Data in this exercise>
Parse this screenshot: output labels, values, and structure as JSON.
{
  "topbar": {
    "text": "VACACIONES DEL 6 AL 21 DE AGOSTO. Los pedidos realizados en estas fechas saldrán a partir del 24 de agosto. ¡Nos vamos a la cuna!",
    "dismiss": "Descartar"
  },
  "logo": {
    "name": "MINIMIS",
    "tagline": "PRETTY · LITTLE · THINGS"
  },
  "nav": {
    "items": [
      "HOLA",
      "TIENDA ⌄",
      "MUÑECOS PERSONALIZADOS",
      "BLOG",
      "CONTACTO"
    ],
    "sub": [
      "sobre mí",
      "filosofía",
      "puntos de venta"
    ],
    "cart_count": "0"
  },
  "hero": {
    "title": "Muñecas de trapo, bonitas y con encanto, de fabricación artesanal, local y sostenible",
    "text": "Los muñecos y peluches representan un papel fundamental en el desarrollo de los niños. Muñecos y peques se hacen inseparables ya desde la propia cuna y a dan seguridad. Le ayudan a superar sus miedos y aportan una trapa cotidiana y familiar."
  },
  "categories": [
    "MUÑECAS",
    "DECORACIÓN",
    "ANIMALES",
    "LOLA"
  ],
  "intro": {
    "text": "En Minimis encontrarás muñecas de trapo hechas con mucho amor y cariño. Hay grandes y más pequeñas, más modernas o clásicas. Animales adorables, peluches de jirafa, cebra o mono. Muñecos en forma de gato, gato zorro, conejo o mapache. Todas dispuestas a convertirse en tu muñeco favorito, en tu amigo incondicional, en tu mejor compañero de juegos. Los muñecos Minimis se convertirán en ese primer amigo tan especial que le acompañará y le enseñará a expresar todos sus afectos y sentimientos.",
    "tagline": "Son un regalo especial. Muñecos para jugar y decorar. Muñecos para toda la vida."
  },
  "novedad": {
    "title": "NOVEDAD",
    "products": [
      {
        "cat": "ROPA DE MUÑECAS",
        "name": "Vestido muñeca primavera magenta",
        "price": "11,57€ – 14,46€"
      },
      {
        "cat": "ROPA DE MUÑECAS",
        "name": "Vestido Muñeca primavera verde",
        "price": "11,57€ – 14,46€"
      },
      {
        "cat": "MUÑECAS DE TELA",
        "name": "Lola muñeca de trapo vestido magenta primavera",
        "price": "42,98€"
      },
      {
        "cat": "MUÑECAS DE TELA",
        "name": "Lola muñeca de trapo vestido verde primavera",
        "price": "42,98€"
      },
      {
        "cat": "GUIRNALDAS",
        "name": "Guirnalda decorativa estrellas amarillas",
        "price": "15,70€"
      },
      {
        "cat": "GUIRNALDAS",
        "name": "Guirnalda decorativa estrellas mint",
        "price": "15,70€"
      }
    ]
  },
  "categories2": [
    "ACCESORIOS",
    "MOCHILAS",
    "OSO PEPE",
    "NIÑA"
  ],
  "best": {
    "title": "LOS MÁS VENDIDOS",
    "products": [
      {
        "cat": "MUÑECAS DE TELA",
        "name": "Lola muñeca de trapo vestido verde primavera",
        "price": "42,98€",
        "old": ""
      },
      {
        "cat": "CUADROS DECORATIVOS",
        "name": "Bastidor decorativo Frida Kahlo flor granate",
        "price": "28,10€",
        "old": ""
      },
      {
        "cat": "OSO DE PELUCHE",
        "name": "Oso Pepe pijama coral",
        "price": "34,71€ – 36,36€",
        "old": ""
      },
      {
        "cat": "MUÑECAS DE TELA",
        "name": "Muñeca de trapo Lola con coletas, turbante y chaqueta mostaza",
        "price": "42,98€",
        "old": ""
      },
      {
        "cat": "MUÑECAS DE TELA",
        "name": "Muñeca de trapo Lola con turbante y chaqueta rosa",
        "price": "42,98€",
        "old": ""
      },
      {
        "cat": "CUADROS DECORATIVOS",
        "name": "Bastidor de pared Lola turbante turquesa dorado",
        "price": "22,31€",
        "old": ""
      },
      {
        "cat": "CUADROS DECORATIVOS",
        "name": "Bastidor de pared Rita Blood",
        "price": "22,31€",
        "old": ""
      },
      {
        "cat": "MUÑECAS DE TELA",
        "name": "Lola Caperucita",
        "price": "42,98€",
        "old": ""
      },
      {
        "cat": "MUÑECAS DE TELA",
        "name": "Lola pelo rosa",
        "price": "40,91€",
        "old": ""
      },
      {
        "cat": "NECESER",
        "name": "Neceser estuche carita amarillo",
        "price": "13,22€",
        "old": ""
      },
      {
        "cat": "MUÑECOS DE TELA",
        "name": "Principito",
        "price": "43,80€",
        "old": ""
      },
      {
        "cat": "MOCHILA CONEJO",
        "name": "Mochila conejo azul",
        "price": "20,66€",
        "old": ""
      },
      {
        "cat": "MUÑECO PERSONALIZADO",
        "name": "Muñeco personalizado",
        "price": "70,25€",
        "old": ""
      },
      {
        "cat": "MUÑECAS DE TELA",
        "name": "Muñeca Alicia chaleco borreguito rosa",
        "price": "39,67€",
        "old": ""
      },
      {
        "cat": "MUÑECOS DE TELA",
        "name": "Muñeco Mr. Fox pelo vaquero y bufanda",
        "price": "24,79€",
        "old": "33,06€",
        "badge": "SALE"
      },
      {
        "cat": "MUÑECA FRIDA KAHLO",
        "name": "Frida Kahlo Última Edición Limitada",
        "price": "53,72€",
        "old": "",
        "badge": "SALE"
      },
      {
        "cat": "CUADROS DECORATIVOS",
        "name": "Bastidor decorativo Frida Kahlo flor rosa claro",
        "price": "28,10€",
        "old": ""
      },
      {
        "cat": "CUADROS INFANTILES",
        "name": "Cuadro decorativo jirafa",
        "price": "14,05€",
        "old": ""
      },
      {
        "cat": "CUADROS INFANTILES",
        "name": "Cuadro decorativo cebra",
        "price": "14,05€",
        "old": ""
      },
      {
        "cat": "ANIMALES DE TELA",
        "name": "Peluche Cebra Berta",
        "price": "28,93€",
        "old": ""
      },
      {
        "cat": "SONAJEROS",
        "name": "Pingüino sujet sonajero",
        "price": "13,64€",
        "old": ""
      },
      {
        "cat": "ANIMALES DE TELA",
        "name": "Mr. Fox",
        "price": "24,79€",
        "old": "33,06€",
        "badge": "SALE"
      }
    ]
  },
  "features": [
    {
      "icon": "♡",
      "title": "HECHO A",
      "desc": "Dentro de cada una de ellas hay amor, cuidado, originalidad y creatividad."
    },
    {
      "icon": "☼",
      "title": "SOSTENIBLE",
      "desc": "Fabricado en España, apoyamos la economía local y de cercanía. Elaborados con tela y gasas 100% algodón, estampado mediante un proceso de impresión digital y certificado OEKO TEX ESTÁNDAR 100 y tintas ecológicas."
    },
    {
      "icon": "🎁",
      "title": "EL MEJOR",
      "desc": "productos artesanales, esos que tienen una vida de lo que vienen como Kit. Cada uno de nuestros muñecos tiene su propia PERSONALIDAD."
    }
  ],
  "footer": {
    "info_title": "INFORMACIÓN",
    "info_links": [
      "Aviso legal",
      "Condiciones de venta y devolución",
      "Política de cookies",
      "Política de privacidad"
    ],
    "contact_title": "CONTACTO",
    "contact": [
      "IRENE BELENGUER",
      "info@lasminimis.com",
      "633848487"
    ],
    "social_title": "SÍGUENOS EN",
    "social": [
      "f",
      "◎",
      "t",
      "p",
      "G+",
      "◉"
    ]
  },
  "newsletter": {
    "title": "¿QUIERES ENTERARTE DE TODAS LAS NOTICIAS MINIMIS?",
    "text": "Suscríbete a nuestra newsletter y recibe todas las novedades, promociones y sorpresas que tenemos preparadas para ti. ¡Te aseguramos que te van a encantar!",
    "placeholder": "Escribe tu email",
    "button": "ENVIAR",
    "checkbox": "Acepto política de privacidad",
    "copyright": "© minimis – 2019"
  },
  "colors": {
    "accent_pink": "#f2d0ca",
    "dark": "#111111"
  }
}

Aim> Every line of the listing that holds "magenta" is to be counted; give only the resulting number.

Correct response> 2